Each record below should be repeated precisely as written.

## [Data rows]
——————
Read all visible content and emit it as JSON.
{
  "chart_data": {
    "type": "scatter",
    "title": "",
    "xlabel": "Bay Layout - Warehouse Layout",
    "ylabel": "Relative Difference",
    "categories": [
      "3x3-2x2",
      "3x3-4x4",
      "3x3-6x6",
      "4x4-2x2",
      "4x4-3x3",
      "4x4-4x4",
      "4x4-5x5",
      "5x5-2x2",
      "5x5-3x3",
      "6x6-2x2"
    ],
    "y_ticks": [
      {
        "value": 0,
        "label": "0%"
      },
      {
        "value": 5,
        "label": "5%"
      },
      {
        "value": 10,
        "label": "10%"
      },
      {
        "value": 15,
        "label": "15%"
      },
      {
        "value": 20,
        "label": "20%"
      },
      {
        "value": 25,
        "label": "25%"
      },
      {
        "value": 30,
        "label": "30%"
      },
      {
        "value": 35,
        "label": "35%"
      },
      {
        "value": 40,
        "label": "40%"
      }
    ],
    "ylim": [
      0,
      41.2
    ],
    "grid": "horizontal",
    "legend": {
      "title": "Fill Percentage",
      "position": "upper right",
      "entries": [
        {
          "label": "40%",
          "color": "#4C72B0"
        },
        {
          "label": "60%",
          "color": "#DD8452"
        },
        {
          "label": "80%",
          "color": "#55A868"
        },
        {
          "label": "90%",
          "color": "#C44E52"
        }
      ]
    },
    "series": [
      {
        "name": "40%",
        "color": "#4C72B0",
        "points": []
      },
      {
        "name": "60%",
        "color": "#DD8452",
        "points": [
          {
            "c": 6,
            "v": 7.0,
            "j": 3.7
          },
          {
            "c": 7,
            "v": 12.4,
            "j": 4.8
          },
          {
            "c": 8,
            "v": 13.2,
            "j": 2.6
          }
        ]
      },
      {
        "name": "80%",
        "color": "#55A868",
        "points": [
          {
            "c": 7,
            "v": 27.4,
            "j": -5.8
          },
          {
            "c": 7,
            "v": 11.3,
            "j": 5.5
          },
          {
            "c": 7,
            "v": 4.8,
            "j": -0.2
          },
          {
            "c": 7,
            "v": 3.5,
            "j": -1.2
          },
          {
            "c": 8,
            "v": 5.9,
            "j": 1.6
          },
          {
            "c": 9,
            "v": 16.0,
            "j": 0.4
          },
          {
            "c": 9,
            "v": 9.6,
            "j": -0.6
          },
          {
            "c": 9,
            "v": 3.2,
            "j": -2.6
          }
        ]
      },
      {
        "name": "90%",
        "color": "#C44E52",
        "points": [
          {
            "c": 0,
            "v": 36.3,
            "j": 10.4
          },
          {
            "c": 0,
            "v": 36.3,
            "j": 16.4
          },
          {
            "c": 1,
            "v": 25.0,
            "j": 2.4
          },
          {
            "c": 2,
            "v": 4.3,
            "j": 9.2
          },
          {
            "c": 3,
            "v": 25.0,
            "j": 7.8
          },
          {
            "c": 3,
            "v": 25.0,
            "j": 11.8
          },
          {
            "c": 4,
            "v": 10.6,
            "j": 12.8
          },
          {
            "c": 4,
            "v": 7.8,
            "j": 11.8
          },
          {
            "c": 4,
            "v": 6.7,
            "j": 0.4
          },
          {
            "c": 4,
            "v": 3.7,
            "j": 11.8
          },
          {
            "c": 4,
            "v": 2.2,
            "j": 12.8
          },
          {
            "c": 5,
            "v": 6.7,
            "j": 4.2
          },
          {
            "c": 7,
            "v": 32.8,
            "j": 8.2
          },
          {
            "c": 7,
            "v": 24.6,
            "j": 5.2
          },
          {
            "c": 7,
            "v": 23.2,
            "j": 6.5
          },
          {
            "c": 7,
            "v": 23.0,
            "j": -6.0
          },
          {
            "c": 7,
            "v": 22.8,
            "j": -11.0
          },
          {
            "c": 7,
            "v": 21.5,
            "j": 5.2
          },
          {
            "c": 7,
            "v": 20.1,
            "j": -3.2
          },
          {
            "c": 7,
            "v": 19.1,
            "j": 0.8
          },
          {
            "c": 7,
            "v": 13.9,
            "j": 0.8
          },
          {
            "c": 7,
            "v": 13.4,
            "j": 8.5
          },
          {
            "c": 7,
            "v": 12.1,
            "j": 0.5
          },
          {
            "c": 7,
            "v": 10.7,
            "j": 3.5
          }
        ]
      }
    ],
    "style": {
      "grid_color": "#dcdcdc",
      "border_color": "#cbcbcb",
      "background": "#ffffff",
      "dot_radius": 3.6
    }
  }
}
——————
## [Result of this exercise]
Read all visible content and emit it as JSON.
{
  "chart_data": {
    "type": "scatter",
    "title": "",
    "xlabel": "Bay Layout - Warehouse Layout",
    "ylabel": "Relative Difference",
    "categories": [
      "3x3-2x2",
      "3x3-4x4",
      "3x3-6x6",
      "4x4-2x2",
      "4x4-3x3",
      "4x4-4x4",
      "4x4-5x5",
      "5x5-2x2",
      "5x5-3x3",
      "6x6-2x2"
    ],
    "y_ticks": [
      {
        "value": 0,
        "label": "0%"
      },
      {
        "value": 5,
        "label": "5%"
      },
      {
        "value": 10,
        "label": "10%"
      },
      {
        "value": 15,
        "label": "15%"
      },
      {
        "value": 20,
        "label": "20%"
      },
      {
        "value": 25,
        "label": "25%"
      },
      {
        "value": 30,
        "label": "30%"
      },
      {
        "value": 35,
        "label": "35%"
      },
      {
        "value": 40,
        "label": "40%"
      }
    ],
    "ylim": [
      0,
      41.2
    ],
    "grid": "horizontal",
    "legend": {
      "title": "Fill Percentage",
      "position": "upper right",
      "entries": [
        {
          "label": "40%",
          "color": "#4C72B0"
        },
        {
          "label": "60%",
          "color": "#DD8452"
        },
        {
          "label": "80%",
          "color": "#55A868"
        },
        {
          "label": "90%",
          "color": "#C44E52"
        }
      ]
    },
    "series": [
      {
        "name": "40%",
        "color": "#4C72B0",
        "points": []
      },
      {
        "name": "60%",
        "color": "#DD8452",
        "points": [
          {
            "c": 6,
            "v": 7.0,
            "j": 3.7
          },
          {
            "c": 7,
            "v": 12.4,
            "j": 4.8
          },
          {
            "c": 8,
            "v": 13.2,
            "j": 2.6
          }
        ]
      },
      {
        "name": "80%",
        "color": "#55A868",
        "points": [
          {
            "c": 7,
            "v": 27.4,
            "j": -5.8
          },
          {
            "c": 7,
            "v": 11.3,
            "j": 5.5
          },
          {
            "c": 7,
            "v": 4.8,
            "j": -0.2
          },
          {
            "c": 7,
            "v": 3.5,
            "j": -1.2
          },
          {
            "c": 8,
            "v": 5.9,
            "j": 1.6
          },
          {
            "c": 9,
            "v": 16.0,
            "j": 0.4
          },
          {
            "c": 9,
            "v": 9.6,
            "j": -0.6
          },
          {
            "c": 9,
            "v": 3.2,
            "j": -2.6
          }
        ]
      },
      {
        "name": "90%",
        "color": "#C44E52",
        "points": [
          {
            "c": 0,
            "v": 36.3,
            "j": 10.4
          },
          {
            "c": 0,
            "v": 36.3,
            "j": 16.4
          },
          {
            "c": 1,
            "v": 25.0,
            "j": 2.4
          },
          {
            "c": 2,
            "v": 4.3,
            "j": 9.2
          },
          {
            "c": 3,
            "v": 25.0,
            "j": 7.8
          },
          {
            "c": 3,
            "v": 25.0,
            "j": 11.8
          },
          {
            "c": 4,
            "v": 10.6,
            "j": 12.8
          },
          {
            "c": 4,
            "v": 7.8,
            "j": 11.8
          },
          {
            "c": 4,
            "v": 6.7,
            "j": 0.4
          },
          {
            "c": 4,
            "v": 3.7,
            "j": 11.8
          },
          {
            "c": 4,
            "v": 2.2,
            "j": 12.8
          },
          {
            "c": 5,
            "v": 6.7,
            "j": 4.2
          },
          {
            "c": 7,
            "v": 32.8,
            "j": 8.2
          },
          {
            "c": 7,
            "v": 24.6,
            "j": 5.2
          },
          {
            "c": 7,
            "v": 23.2,
            "j": 6.5
          },
          {
            "c": 7,
            "v": 23.0,
            "j": -6.0
          },
          {
            "c": 7,
            "v": 22.8,
            "j": -11.0
          },
          {
            "c": 7,
            "v": 21.5,
            "j": 5.2
          },
          {
            "c": 7,
            "v": 20.1,
            "j": -3.2
          },
          {
            "c": 7,
            "v": 19.1,
            "j": 0.8
          },
          {
            "c": 7,
            "v": 13.9,
            "j": 0.8
          },
          {
            "c": 7,
            "v": 13.4,
            "j": 8.5
          },
          {
            "c": 7,
            "v": 12.1,
            "j": 0.5
          },
          {
            "c": 7,
            "v": 10.7,
            "j": 3.5
          }
        ]
      }
    ],
    "style": {
      "grid_color": "#dcdcdc",
      "border_color": "#cbcbcb",
      "background": "#ffffff",
      "dot_radius": 3.6
    }
  }
}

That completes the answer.